**Task directions**:
Which lines of the data below include the string "Correlation"? Return each of them.

**Data supplied**:

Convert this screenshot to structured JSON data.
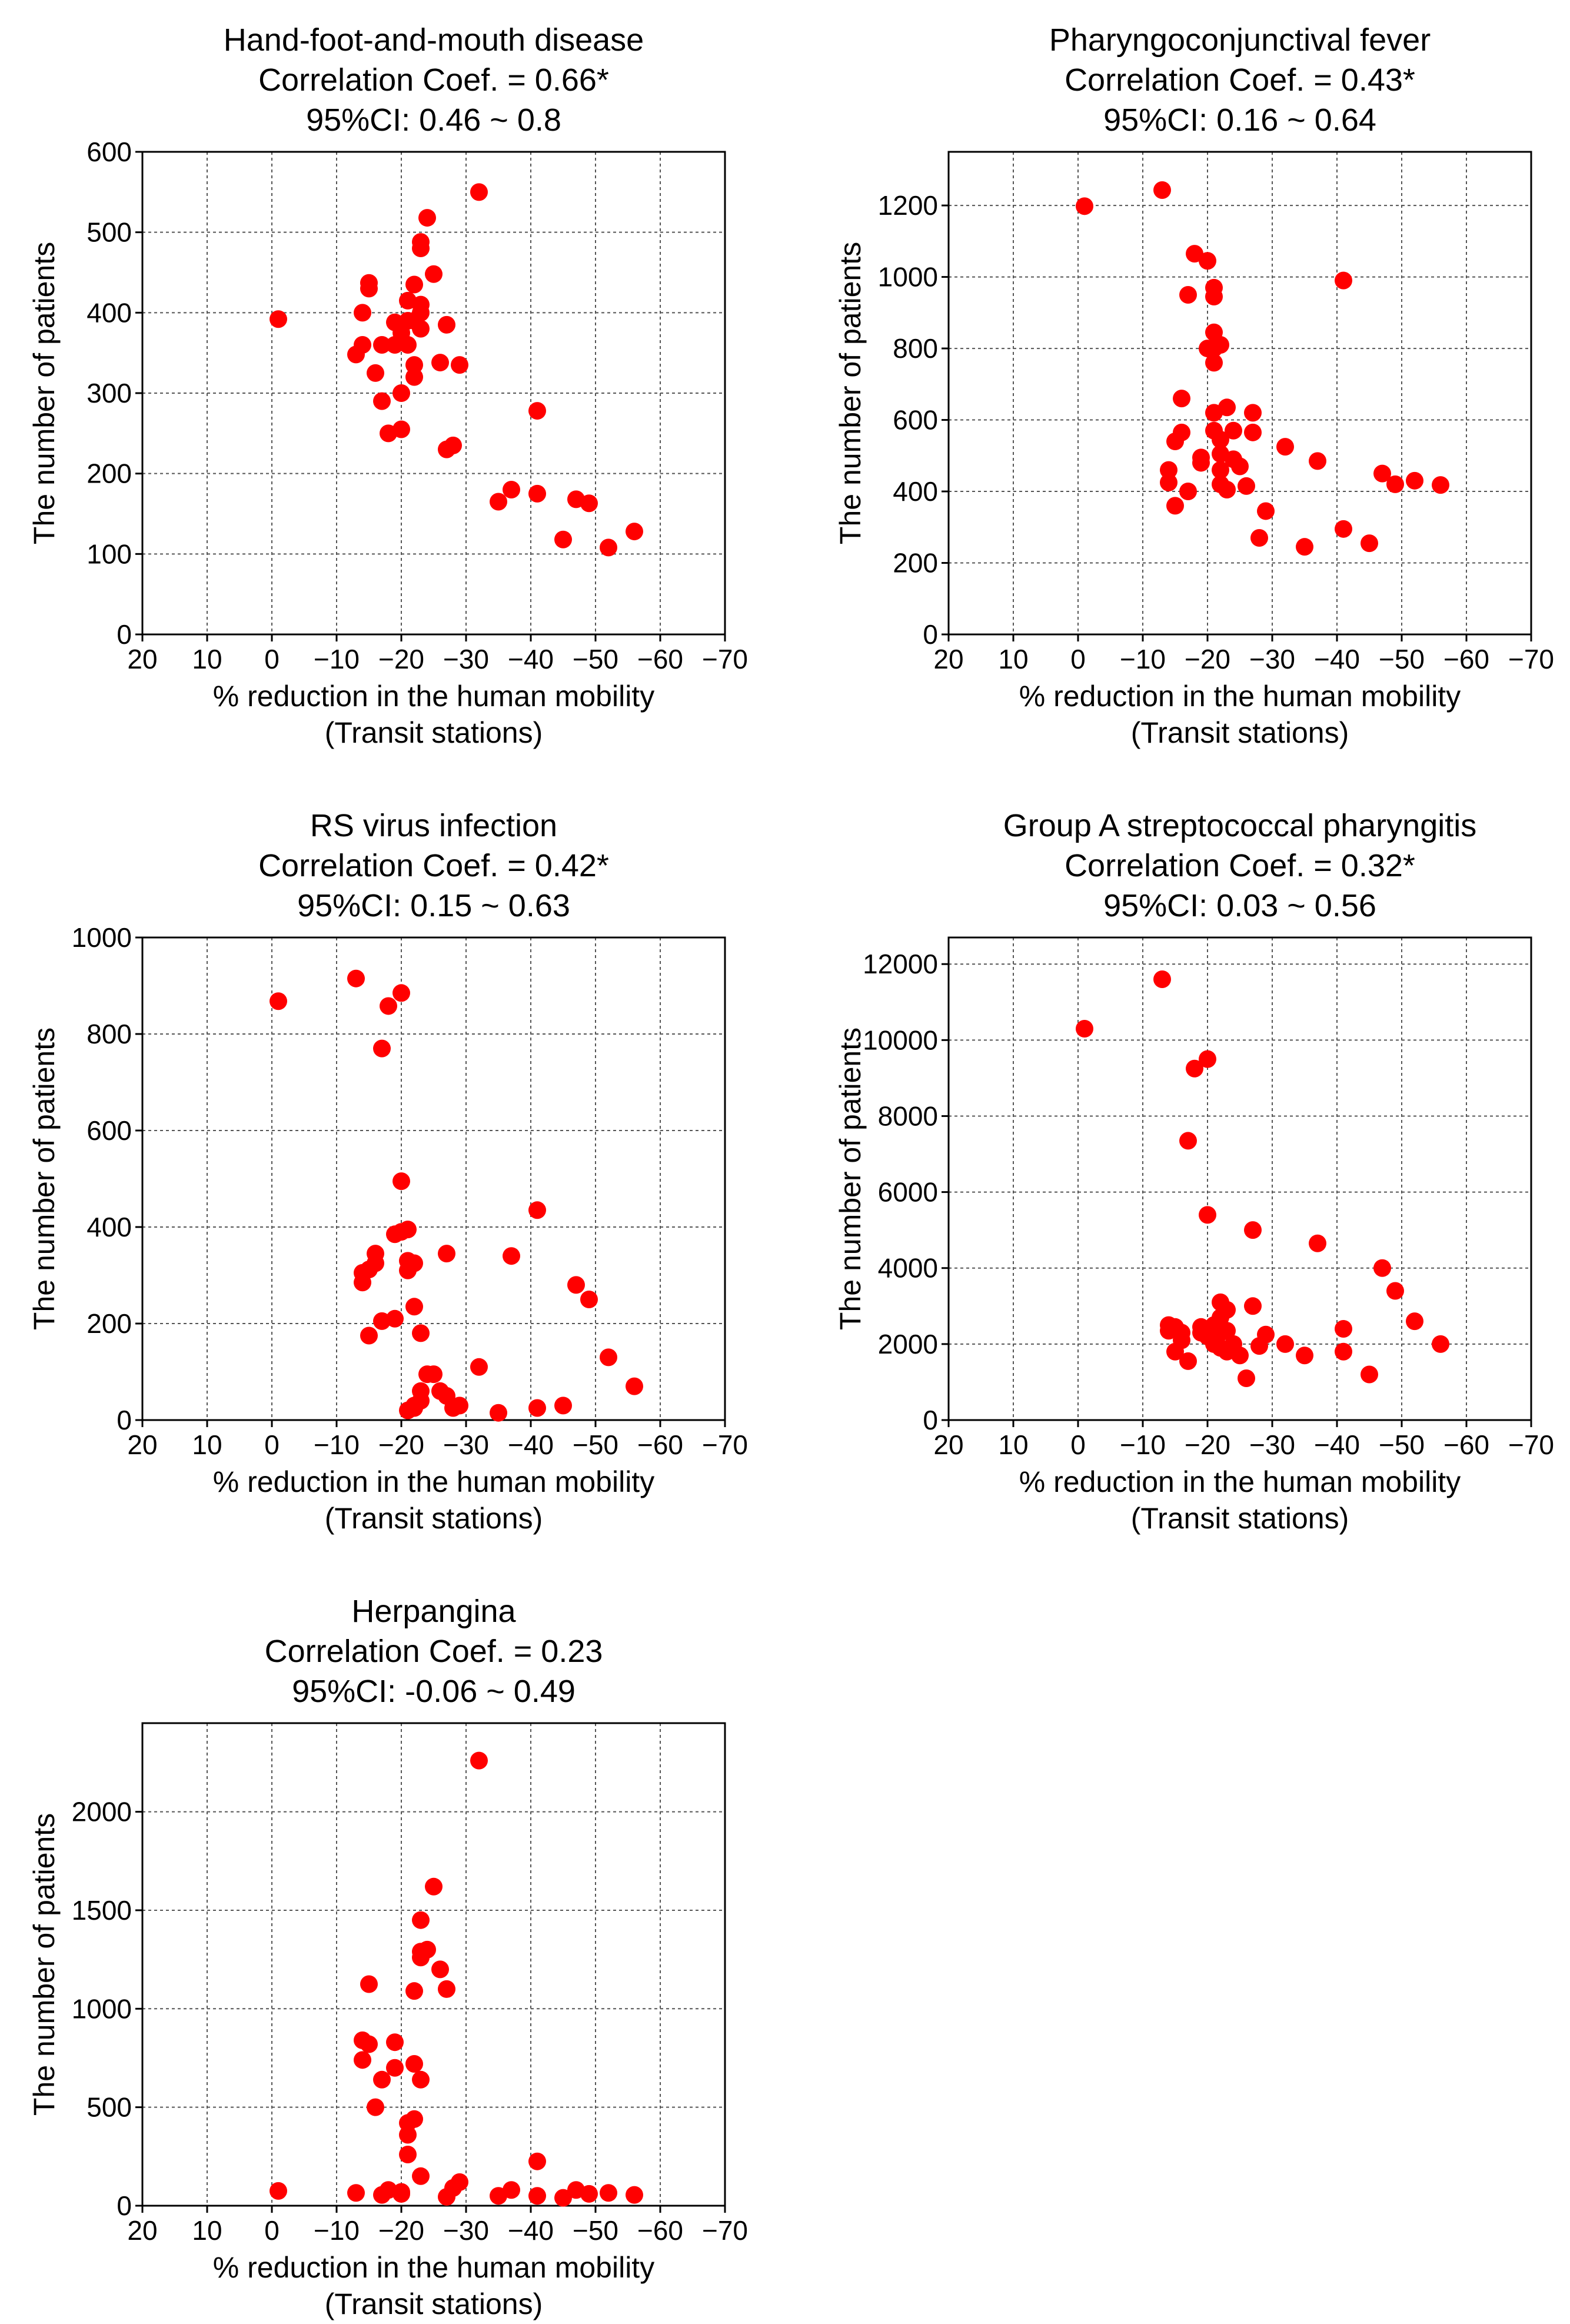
{
  "style": {
    "point_color": "#ff0000",
    "grid_color": "#555555"
  },
  "chart_data": [
    {
      "type": "scatter",
      "title": [
        "Hand-foot-and-mouth disease",
        "Correlation Coef. = 0.66*",
        "95%CI: 0.46 ~ 0.8"
      ],
      "xlabel": [
        "% reduction in the human mobility",
        "(Transit stations)"
      ],
      "ylabel": "The number of patients",
      "xlim": [
        20,
        -70
      ],
      "ylim": [
        0,
        600
      ],
      "xticks": [
        20,
        10,
        0,
        -10,
        -20,
        -30,
        -40,
        -50,
        -60,
        -70
      ],
      "xtick_labels": [
        "20",
        "10",
        "0",
        "−10",
        "−20",
        "−30",
        "−40",
        "−50",
        "−60",
        "−70"
      ],
      "yticks": [
        0,
        100,
        200,
        300,
        400,
        500,
        600
      ],
      "ytick_labels": [
        "0",
        "100",
        "200",
        "300",
        "400",
        "500",
        "600"
      ],
      "grid": true,
      "points": [
        [
          -1,
          392
        ],
        [
          -13,
          348
        ],
        [
          -14,
          360
        ],
        [
          -14,
          400
        ],
        [
          -15,
          430
        ],
        [
          -15,
          437
        ],
        [
          -16,
          325
        ],
        [
          -17,
          290
        ],
        [
          -17,
          360
        ],
        [
          -18,
          250
        ],
        [
          -19,
          388
        ],
        [
          -19,
          360
        ],
        [
          -20,
          255
        ],
        [
          -20,
          300
        ],
        [
          -20,
          375
        ],
        [
          -21,
          415
        ],
        [
          -21,
          390
        ],
        [
          -21,
          360
        ],
        [
          -22,
          320
        ],
        [
          -22,
          335
        ],
        [
          -22,
          390
        ],
        [
          -22,
          435
        ],
        [
          -23,
          410
        ],
        [
          -23,
          400
        ],
        [
          -23,
          380
        ],
        [
          -23,
          480
        ],
        [
          -23,
          488
        ],
        [
          -24,
          518
        ],
        [
          -25,
          448
        ],
        [
          -26,
          338
        ],
        [
          -27,
          385
        ],
        [
          -27,
          230
        ],
        [
          -28,
          235
        ],
        [
          -29,
          335
        ],
        [
          -32,
          550
        ],
        [
          -35,
          165
        ],
        [
          -37,
          180
        ],
        [
          -41,
          175
        ],
        [
          -41,
          278
        ],
        [
          -45,
          118
        ],
        [
          -47,
          168
        ],
        [
          -49,
          163
        ],
        [
          -52,
          108
        ],
        [
          -56,
          128
        ]
      ]
    },
    {
      "type": "scatter",
      "title": [
        "Pharyngoconjunctival fever",
        "Correlation Coef. = 0.43*",
        "95%CI: 0.16 ~ 0.64"
      ],
      "xlabel": [
        "% reduction in the human mobility",
        "(Transit stations)"
      ],
      "ylabel": "The number of patients",
      "xlim": [
        20,
        -70
      ],
      "ylim": [
        0,
        1350
      ],
      "xticks": [
        20,
        10,
        0,
        -10,
        -20,
        -30,
        -40,
        -50,
        -60,
        -70
      ],
      "xtick_labels": [
        "20",
        "10",
        "0",
        "−10",
        "−20",
        "−30",
        "−40",
        "−50",
        "−60",
        "−70"
      ],
      "yticks": [
        0,
        200,
        400,
        600,
        800,
        1000,
        1200
      ],
      "ytick_labels": [
        "0",
        "200",
        "400",
        "600",
        "800",
        "1000",
        "1200"
      ],
      "grid": true,
      "points": [
        [
          -1,
          1198
        ],
        [
          -13,
          1243
        ],
        [
          -14,
          460
        ],
        [
          -14,
          425
        ],
        [
          -15,
          360
        ],
        [
          -15,
          540
        ],
        [
          -16,
          565
        ],
        [
          -16,
          660
        ],
        [
          -17,
          400
        ],
        [
          -17,
          950
        ],
        [
          -18,
          1065
        ],
        [
          -19,
          480
        ],
        [
          -19,
          495
        ],
        [
          -20,
          1045
        ],
        [
          -20,
          800
        ],
        [
          -21,
          970
        ],
        [
          -21,
          945
        ],
        [
          -21,
          845
        ],
        [
          -21,
          800
        ],
        [
          -21,
          760
        ],
        [
          -21,
          620
        ],
        [
          -21,
          570
        ],
        [
          -22,
          810
        ],
        [
          -22,
          545
        ],
        [
          -22,
          505
        ],
        [
          -22,
          460
        ],
        [
          -22,
          420
        ],
        [
          -23,
          635
        ],
        [
          -23,
          405
        ],
        [
          -24,
          570
        ],
        [
          -24,
          490
        ],
        [
          -25,
          470
        ],
        [
          -26,
          415
        ],
        [
          -27,
          620
        ],
        [
          -27,
          565
        ],
        [
          -28,
          270
        ],
        [
          -29,
          345
        ],
        [
          -32,
          525
        ],
        [
          -35,
          245
        ],
        [
          -37,
          485
        ],
        [
          -41,
          990
        ],
        [
          -41,
          295
        ],
        [
          -45,
          255
        ],
        [
          -47,
          450
        ],
        [
          -49,
          420
        ],
        [
          -52,
          430
        ],
        [
          -56,
          418
        ]
      ]
    },
    {
      "type": "scatter",
      "title": [
        "RS virus infection",
        "Correlation Coef. = 0.42*",
        "95%CI: 0.15 ~ 0.63"
      ],
      "xlabel": [
        "% reduction in the human mobility",
        "(Transit stations)"
      ],
      "ylabel": "The number of patients",
      "xlim": [
        20,
        -70
      ],
      "ylim": [
        0,
        1000
      ],
      "xticks": [
        20,
        10,
        0,
        -10,
        -20,
        -30,
        -40,
        -50,
        -60,
        -70
      ],
      "xtick_labels": [
        "20",
        "10",
        "0",
        "−10",
        "−20",
        "−30",
        "−40",
        "−50",
        "−60",
        "−70"
      ],
      "yticks": [
        0,
        200,
        400,
        600,
        800,
        1000
      ],
      "ytick_labels": [
        "0",
        "200",
        "400",
        "600",
        "800",
        "1000"
      ],
      "grid": true,
      "points": [
        [
          -1,
          868
        ],
        [
          -13,
          915
        ],
        [
          -14,
          305
        ],
        [
          -14,
          285
        ],
        [
          -15,
          175
        ],
        [
          -15,
          312
        ],
        [
          -16,
          345
        ],
        [
          -16,
          325
        ],
        [
          -17,
          770
        ],
        [
          -17,
          205
        ],
        [
          -18,
          858
        ],
        [
          -19,
          385
        ],
        [
          -19,
          210
        ],
        [
          -20,
          885
        ],
        [
          -20,
          495
        ],
        [
          -20,
          390
        ],
        [
          -21,
          395
        ],
        [
          -21,
          330
        ],
        [
          -21,
          310
        ],
        [
          -21,
          20
        ],
        [
          -22,
          325
        ],
        [
          -22,
          235
        ],
        [
          -22,
          30
        ],
        [
          -22,
          25
        ],
        [
          -23,
          180
        ],
        [
          -23,
          60
        ],
        [
          -23,
          40
        ],
        [
          -24,
          95
        ],
        [
          -25,
          95
        ],
        [
          -26,
          60
        ],
        [
          -27,
          345
        ],
        [
          -27,
          50
        ],
        [
          -28,
          25
        ],
        [
          -29,
          30
        ],
        [
          -32,
          110
        ],
        [
          -35,
          15
        ],
        [
          -37,
          340
        ],
        [
          -41,
          435
        ],
        [
          -41,
          25
        ],
        [
          -45,
          30
        ],
        [
          -47,
          280
        ],
        [
          -49,
          250
        ],
        [
          -52,
          130
        ],
        [
          -56,
          70
        ]
      ]
    },
    {
      "type": "scatter",
      "title": [
        "Group A streptococcal pharyngitis",
        "Correlation Coef. = 0.32*",
        "95%CI: 0.03 ~ 0.56"
      ],
      "xlabel": [
        "% reduction in the human mobility",
        "(Transit stations)"
      ],
      "ylabel": "The number of patients",
      "xlim": [
        20,
        -70
      ],
      "ylim": [
        0,
        12700
      ],
      "xticks": [
        20,
        10,
        0,
        -10,
        -20,
        -30,
        -40,
        -50,
        -60,
        -70
      ],
      "xtick_labels": [
        "20",
        "10",
        "0",
        "−10",
        "−20",
        "−30",
        "−40",
        "−50",
        "−60",
        "−70"
      ],
      "yticks": [
        0,
        2000,
        4000,
        6000,
        8000,
        10000,
        12000
      ],
      "ytick_labels": [
        "0",
        "2000",
        "4000",
        "6000",
        "8000",
        "10000",
        "12000"
      ],
      "grid": true,
      "points": [
        [
          -1,
          10300
        ],
        [
          -13,
          11600
        ],
        [
          -14,
          2500
        ],
        [
          -14,
          2350
        ],
        [
          -15,
          2450
        ],
        [
          -15,
          1800
        ],
        [
          -16,
          2300
        ],
        [
          -16,
          2100
        ],
        [
          -17,
          7350
        ],
        [
          -17,
          1550
        ],
        [
          -18,
          9250
        ],
        [
          -19,
          2300
        ],
        [
          -19,
          2450
        ],
        [
          -20,
          9500
        ],
        [
          -20,
          5400
        ],
        [
          -20,
          2200
        ],
        [
          -21,
          2000
        ],
        [
          -21,
          2400
        ],
        [
          -21,
          2500
        ],
        [
          -22,
          3100
        ],
        [
          -22,
          2300
        ],
        [
          -22,
          2700
        ],
        [
          -22,
          1900
        ],
        [
          -23,
          2900
        ],
        [
          -23,
          2350
        ],
        [
          -23,
          1800
        ],
        [
          -24,
          2000
        ],
        [
          -25,
          1700
        ],
        [
          -26,
          1100
        ],
        [
          -27,
          5000
        ],
        [
          -27,
          3000
        ],
        [
          -28,
          1950
        ],
        [
          -29,
          2250
        ],
        [
          -32,
          2000
        ],
        [
          -35,
          1700
        ],
        [
          -37,
          4650
        ],
        [
          -41,
          2400
        ],
        [
          -41,
          1800
        ],
        [
          -45,
          1200
        ],
        [
          -47,
          4000
        ],
        [
          -49,
          3400
        ],
        [
          -52,
          2600
        ],
        [
          -56,
          2000
        ]
      ]
    },
    {
      "type": "scatter",
      "title": [
        "Herpangina",
        "Correlation Coef. = 0.23",
        "95%CI: -0.06 ~ 0.49"
      ],
      "xlabel": [
        "% reduction in the human mobility",
        "(Transit stations)"
      ],
      "ylabel": "The number of patients",
      "xlim": [
        20,
        -70
      ],
      "ylim": [
        0,
        2450
      ],
      "xticks": [
        20,
        10,
        0,
        -10,
        -20,
        -30,
        -40,
        -50,
        -60,
        -70
      ],
      "xtick_labels": [
        "20",
        "10",
        "0",
        "−10",
        "−20",
        "−30",
        "−40",
        "−50",
        "−60",
        "−70"
      ],
      "yticks": [
        0,
        500,
        1000,
        1500,
        2000
      ],
      "ytick_labels": [
        "0",
        "500",
        "1000",
        "1500",
        "2000"
      ],
      "grid": true,
      "points": [
        [
          -1,
          75
        ],
        [
          -13,
          65
        ],
        [
          -14,
          840
        ],
        [
          -14,
          740
        ],
        [
          -15,
          1125
        ],
        [
          -15,
          820
        ],
        [
          -16,
          500
        ],
        [
          -17,
          640
        ],
        [
          -17,
          55
        ],
        [
          -18,
          80
        ],
        [
          -19,
          830
        ],
        [
          -19,
          700
        ],
        [
          -20,
          60
        ],
        [
          -20,
          70
        ],
        [
          -21,
          260
        ],
        [
          -21,
          360
        ],
        [
          -21,
          420
        ],
        [
          -22,
          1090
        ],
        [
          -22,
          720
        ],
        [
          -22,
          440
        ],
        [
          -23,
          1450
        ],
        [
          -23,
          1290
        ],
        [
          -23,
          1260
        ],
        [
          -23,
          640
        ],
        [
          -23,
          150
        ],
        [
          -24,
          1300
        ],
        [
          -25,
          1620
        ],
        [
          -26,
          1200
        ],
        [
          -27,
          1100
        ],
        [
          -27,
          45
        ],
        [
          -28,
          90
        ],
        [
          -29,
          120
        ],
        [
          -32,
          2260
        ],
        [
          -35,
          50
        ],
        [
          -37,
          80
        ],
        [
          -41,
          225
        ],
        [
          -41,
          50
        ],
        [
          -45,
          40
        ],
        [
          -47,
          80
        ],
        [
          -49,
          60
        ],
        [
          -52,
          65
        ],
        [
          -56,
          55
        ]
      ]
    }
  ]
}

**Response area**:
        "Correlation Coef. = 0.66*",
        "Correlation Coef. = 0.43*",
        "Correlation Coef. = 0.42*",
        "Correlation Coef. = 0.32*",
        "Correlation Coef. = 0.23",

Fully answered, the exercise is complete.